## Objective:
Pick out each line below containing "name".

Data listing
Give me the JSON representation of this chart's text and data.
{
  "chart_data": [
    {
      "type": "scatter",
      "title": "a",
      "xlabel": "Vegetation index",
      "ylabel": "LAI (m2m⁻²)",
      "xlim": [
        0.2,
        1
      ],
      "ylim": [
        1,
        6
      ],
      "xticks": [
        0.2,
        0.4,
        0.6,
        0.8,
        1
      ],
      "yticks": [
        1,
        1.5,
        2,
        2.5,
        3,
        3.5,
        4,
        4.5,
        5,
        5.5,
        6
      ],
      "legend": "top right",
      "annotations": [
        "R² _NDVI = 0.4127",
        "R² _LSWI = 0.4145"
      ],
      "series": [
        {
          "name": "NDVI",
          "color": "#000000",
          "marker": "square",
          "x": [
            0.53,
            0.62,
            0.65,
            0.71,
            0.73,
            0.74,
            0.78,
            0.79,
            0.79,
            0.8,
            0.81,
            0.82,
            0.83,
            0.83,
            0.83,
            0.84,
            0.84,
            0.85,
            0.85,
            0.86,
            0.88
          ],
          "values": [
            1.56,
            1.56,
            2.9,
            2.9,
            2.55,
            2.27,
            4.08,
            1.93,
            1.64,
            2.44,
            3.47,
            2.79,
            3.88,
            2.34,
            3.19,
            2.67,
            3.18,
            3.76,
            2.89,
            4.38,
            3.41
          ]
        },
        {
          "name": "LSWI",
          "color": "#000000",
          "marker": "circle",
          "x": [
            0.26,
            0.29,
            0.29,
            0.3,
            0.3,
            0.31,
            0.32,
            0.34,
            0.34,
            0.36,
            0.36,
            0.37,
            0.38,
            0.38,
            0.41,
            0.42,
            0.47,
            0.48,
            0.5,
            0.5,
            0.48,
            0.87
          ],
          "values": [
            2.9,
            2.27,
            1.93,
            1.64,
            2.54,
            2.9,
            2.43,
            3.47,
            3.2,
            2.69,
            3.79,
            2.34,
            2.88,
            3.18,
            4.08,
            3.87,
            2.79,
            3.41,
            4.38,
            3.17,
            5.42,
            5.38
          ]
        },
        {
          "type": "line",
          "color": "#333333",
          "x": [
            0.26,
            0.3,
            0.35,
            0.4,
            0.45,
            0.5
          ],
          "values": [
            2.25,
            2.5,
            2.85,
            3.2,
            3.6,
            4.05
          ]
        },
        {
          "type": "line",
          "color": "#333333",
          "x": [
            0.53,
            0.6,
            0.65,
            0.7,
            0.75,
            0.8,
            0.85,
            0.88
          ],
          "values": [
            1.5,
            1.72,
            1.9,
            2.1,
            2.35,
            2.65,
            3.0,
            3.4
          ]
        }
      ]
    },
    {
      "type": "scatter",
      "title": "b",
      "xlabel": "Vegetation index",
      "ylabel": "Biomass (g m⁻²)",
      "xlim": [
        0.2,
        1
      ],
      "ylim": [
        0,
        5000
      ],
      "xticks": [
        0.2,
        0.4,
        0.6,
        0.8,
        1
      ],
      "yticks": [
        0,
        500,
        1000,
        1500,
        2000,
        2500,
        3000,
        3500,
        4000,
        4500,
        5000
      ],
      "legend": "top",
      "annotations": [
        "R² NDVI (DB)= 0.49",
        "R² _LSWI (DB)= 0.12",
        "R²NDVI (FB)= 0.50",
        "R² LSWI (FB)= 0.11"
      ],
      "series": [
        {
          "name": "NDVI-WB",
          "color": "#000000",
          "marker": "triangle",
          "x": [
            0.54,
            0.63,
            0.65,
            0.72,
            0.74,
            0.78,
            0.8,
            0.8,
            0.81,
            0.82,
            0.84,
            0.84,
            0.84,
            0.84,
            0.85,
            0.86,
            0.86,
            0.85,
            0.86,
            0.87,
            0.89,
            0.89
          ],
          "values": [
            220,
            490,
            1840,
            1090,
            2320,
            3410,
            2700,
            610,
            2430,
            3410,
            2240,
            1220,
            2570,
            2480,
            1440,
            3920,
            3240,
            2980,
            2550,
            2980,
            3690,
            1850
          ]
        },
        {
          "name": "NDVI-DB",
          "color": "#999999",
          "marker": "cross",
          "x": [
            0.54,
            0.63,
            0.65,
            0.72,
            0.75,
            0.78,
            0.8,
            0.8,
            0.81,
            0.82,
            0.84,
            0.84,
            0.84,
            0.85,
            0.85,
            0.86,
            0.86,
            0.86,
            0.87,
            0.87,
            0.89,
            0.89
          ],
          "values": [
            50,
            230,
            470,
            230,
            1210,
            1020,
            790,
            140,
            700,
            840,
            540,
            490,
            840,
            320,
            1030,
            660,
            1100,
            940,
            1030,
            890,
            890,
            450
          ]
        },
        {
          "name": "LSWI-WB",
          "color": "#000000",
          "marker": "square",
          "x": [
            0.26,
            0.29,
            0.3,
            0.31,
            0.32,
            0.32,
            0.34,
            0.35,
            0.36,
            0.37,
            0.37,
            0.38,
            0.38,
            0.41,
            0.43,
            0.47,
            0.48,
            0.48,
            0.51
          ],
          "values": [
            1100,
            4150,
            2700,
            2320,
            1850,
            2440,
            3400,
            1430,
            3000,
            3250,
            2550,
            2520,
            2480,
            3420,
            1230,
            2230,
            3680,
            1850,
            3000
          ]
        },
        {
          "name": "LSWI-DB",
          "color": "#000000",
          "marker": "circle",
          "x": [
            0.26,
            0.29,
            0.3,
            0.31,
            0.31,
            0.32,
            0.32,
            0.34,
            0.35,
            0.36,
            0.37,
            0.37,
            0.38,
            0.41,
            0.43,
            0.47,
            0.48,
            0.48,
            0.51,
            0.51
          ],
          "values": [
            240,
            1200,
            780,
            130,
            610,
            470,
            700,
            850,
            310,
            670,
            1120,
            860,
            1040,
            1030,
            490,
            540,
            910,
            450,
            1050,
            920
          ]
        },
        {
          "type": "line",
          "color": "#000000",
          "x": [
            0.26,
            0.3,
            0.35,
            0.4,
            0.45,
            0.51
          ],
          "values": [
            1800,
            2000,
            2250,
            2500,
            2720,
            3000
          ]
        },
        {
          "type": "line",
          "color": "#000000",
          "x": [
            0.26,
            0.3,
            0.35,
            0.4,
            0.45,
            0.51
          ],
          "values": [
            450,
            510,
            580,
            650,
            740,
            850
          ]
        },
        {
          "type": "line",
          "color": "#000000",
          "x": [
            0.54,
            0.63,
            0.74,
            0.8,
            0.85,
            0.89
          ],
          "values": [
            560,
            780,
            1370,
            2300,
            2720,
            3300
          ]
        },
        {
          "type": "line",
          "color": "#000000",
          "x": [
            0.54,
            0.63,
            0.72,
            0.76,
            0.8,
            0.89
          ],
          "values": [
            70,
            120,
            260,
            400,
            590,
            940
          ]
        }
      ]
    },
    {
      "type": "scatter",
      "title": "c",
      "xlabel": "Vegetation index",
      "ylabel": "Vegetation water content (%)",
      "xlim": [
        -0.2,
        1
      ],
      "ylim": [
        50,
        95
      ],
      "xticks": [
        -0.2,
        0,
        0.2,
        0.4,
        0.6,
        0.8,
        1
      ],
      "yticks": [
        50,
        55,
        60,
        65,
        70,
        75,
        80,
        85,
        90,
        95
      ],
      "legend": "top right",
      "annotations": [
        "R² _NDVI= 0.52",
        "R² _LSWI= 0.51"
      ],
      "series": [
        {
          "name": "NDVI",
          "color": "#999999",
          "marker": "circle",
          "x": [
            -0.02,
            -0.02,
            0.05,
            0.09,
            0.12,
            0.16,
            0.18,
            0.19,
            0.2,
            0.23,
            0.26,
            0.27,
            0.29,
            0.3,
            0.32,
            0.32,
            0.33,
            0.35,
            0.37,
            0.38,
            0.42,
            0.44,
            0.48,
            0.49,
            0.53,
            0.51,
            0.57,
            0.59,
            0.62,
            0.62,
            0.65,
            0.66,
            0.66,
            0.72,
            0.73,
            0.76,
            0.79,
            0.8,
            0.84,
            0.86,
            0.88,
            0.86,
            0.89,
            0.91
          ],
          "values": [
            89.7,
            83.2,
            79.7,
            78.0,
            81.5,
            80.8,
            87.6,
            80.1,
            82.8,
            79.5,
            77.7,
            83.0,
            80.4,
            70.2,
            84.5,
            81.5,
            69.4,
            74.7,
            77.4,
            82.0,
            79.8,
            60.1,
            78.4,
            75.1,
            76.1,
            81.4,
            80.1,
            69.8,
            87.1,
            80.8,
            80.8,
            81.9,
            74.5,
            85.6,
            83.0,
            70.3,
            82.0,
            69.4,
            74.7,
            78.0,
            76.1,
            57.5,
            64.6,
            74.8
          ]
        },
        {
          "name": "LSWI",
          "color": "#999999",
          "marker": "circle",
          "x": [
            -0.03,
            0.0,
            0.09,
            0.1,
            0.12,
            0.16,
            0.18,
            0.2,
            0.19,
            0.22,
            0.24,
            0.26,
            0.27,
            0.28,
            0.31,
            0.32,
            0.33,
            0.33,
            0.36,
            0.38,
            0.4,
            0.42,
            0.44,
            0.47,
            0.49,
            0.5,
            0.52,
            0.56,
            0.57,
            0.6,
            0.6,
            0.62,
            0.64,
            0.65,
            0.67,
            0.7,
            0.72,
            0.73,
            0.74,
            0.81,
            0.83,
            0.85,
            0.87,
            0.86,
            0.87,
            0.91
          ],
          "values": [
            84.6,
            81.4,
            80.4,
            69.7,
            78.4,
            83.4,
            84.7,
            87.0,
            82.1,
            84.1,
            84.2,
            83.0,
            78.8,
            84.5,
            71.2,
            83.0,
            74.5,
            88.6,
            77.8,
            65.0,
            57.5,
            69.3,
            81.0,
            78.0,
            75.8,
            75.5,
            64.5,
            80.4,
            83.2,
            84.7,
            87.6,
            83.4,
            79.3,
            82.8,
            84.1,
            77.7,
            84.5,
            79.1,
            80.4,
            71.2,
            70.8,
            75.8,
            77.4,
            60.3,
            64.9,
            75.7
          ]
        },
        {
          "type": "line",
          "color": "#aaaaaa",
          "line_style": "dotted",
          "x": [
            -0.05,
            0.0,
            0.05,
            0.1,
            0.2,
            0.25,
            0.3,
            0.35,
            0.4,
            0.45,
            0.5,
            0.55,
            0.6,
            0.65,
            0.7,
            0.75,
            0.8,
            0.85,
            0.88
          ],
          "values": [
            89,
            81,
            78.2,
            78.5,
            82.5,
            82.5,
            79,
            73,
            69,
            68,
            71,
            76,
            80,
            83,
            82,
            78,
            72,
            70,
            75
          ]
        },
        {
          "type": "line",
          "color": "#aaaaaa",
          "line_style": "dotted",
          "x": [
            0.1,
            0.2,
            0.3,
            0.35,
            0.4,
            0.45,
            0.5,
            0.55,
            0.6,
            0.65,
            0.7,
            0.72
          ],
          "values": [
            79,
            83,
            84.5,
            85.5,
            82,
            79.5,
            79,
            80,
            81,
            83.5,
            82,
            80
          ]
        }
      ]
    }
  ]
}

## Written response:
          "name": "NDVI",
          "name": "LSWI",
          "name": "NDVI-WB",
          "name": "NDVI-DB",
          "name": "LSWI-WB",
          "name": "LSWI-DB",
          "name": "NDVI",
          "name": "LSWI",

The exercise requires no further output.